EXERCICE PROPOSÉ 1:
Pouvez-vous recopier intégralement, sans y changer quoi que ce soit, l'extrait sur la gestion du stress ?

EXTRAIT DU TEXTE:
§
Au vu de l’importance du facteur stress, il nous semble pertinent de nous intéresser de plus près aux stratégies de gestion de stress. Selon Lazarus et Folkman (1984), le « coping » ou gestion du stress se définit comme les efforts cognitifs et comportementaux qu’un individu met en place pour gérer les demandes externes ou internes qui sont considérées comme allant au-delà des ressources de ce dernier. Les stratégies de coping sont nombreuses et il existe plusieurs classifications de ces stratégies, mais il est fréquent de les classer dans deux catégories principales : les stratégies centrées sur le problème et les stratégies centrées sur l’émotion (Folkman, Lazarus, Dunkel-Schetter, DeLongis, & Gruen, 1986 ; Bruchon-Schweitzer, 2001). Ces deux catégories sont liées aux deux fonctions principales du coping: agir sur la relation individu-environnement qui est à l’origine du stress (stratégies centrées sur le problème) et réguler les émotions stressantes (stratégies centrées sur l’émotion) (Folkman et al., 1986).
§
DONNÉES FOURNIES:
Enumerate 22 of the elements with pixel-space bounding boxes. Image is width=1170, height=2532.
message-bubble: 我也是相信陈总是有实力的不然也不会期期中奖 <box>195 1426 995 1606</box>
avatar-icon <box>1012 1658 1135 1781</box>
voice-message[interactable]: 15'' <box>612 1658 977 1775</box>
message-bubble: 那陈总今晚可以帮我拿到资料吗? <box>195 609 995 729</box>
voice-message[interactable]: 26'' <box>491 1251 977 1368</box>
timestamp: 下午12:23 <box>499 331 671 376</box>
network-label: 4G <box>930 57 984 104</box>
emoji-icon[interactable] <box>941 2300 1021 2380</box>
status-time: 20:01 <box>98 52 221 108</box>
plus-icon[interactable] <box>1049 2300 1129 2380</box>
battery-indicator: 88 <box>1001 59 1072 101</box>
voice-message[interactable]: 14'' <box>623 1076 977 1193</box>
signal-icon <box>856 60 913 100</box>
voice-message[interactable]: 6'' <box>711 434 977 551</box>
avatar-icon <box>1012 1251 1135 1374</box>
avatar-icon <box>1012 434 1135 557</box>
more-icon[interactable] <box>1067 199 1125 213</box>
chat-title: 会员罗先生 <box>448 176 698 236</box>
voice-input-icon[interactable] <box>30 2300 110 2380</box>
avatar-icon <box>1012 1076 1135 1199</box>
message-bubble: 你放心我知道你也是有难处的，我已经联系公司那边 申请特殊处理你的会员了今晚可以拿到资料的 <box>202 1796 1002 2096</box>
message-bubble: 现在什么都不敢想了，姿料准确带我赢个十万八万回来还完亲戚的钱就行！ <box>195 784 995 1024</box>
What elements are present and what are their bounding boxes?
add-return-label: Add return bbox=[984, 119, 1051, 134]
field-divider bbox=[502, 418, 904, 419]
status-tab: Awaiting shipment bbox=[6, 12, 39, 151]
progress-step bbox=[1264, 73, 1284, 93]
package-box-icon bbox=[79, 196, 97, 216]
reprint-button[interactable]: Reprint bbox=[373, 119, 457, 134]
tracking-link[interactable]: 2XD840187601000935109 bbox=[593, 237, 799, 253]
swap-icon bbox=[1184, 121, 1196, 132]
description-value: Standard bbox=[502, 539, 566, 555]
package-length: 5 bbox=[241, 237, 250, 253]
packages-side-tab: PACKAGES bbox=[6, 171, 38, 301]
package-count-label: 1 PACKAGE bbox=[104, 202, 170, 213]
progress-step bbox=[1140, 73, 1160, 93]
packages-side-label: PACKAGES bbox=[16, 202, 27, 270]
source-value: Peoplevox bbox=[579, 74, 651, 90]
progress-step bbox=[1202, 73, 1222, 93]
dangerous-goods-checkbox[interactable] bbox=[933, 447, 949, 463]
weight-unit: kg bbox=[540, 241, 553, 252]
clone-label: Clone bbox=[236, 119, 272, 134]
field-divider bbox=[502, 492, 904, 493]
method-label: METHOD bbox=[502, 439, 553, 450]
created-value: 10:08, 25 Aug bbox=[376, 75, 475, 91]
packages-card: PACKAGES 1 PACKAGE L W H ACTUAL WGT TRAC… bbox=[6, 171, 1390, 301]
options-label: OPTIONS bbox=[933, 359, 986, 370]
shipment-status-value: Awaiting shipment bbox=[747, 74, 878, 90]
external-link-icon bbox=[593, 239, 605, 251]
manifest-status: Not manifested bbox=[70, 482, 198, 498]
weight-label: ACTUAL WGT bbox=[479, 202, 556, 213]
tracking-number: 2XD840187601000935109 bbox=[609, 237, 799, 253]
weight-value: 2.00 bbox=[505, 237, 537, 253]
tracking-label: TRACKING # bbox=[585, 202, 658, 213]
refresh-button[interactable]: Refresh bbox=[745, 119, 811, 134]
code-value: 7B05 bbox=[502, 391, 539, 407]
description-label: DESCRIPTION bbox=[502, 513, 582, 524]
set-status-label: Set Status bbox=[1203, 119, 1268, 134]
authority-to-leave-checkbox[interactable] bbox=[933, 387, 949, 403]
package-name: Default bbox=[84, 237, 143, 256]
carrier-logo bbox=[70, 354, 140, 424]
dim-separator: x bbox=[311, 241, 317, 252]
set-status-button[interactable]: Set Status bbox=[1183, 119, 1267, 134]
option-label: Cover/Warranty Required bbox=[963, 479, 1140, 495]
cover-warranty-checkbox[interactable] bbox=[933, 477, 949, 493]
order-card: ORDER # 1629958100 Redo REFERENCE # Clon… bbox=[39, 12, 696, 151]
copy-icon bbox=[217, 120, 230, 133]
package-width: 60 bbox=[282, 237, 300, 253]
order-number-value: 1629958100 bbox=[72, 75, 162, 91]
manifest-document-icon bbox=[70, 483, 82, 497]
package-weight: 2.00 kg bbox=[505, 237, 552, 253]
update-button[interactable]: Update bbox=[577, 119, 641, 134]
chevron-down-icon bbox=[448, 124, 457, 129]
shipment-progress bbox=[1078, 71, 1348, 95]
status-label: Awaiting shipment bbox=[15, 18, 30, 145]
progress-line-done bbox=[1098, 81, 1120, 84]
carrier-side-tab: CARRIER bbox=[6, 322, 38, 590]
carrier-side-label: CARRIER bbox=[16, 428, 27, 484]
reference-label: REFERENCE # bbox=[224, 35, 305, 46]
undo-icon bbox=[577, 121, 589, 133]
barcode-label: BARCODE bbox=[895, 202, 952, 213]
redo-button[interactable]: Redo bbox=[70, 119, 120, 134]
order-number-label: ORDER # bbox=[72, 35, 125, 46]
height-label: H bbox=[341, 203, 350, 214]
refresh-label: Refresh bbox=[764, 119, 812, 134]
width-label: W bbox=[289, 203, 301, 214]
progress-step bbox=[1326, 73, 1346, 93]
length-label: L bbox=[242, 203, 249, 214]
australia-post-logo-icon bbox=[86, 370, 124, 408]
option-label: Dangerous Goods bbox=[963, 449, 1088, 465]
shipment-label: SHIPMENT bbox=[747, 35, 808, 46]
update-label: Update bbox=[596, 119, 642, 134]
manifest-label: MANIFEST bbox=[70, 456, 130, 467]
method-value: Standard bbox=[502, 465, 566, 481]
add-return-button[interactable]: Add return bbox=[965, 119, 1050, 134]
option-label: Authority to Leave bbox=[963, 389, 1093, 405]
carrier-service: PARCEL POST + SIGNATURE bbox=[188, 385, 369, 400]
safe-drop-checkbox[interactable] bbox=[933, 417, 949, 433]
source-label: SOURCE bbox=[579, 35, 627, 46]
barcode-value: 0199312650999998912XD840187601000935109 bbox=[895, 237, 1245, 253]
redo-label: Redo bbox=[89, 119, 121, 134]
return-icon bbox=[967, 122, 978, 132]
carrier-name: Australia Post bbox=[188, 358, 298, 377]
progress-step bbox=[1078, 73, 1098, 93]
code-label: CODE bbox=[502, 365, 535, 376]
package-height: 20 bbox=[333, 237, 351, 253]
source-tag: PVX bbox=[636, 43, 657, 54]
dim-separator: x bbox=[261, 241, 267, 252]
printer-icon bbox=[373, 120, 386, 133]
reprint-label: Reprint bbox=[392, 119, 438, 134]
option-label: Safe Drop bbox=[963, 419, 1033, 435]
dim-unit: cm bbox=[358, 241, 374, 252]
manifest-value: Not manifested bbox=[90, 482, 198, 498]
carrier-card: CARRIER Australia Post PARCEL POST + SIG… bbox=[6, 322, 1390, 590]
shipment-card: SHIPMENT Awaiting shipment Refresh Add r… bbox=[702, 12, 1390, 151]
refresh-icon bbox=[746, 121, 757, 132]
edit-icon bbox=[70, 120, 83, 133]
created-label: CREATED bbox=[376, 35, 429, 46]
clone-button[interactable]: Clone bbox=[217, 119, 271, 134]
§
EXERCICE PROPOSÉ 2:
Pouvez-vous reproduire à l'identique tout ce qui figure dans la liste, depuis son tout début jusqu'à la ligne contenant "message-bubble: 那陈总今晚可以帮我拿到资料吗? <box>195", celle-ci comprise ?

BONNE RÉPONSE 1:
Au vu de l’importance du facteur stress, il nous semble pertinent de nous intéresser de plus près aux stratégies de gestion de stress. Selon Lazarus et Folkman (1984), le « coping » ou gestion du stress se définit comme les efforts cognitifs et comportementaux qu’un individu met en place pour gérer les demandes externes ou internes qui sont considérées comme allant au-delà des ressources de ce dernier. Les stratégies de coping sont nombreuses et il existe plusieurs classifications de ces stratégies, mais il est fréquent de les classer dans deux catégories principales : les stratégies centrées sur le problème et les stratégies centrées sur l’émotion (Folkman, Lazarus, Dunkel-Schetter, DeLongis, & Gruen, 1986 ; Bruchon-Schweitzer, 2001). Ces deux catégories sont liées aux deux fonctions principales du coping: agir sur la relation individu-environnement qui est à l’origine du stress (stratégies centrées sur le problème) et réguler les émotions stressantes (stratégies centrées sur l’émotion) (Folkman et al., 1986).

BONNE RÉPONSE 2:
Enumerate 22 of the elements with pixel-space bounding boxes. Image is width=1170, height=2532.
message-bubble: 我也是相信陈总是有实力的不然也不会期期中奖 <box>195 1426 995 1606</box>
avatar-icon <box>1012 1658 1135 1781</box>
voice-message[interactable]: 15'' <box>612 1658 977 1775</box>
message-bubble: 那陈总今晚可以帮我拿到资料吗? <box>195 609 995 729</box>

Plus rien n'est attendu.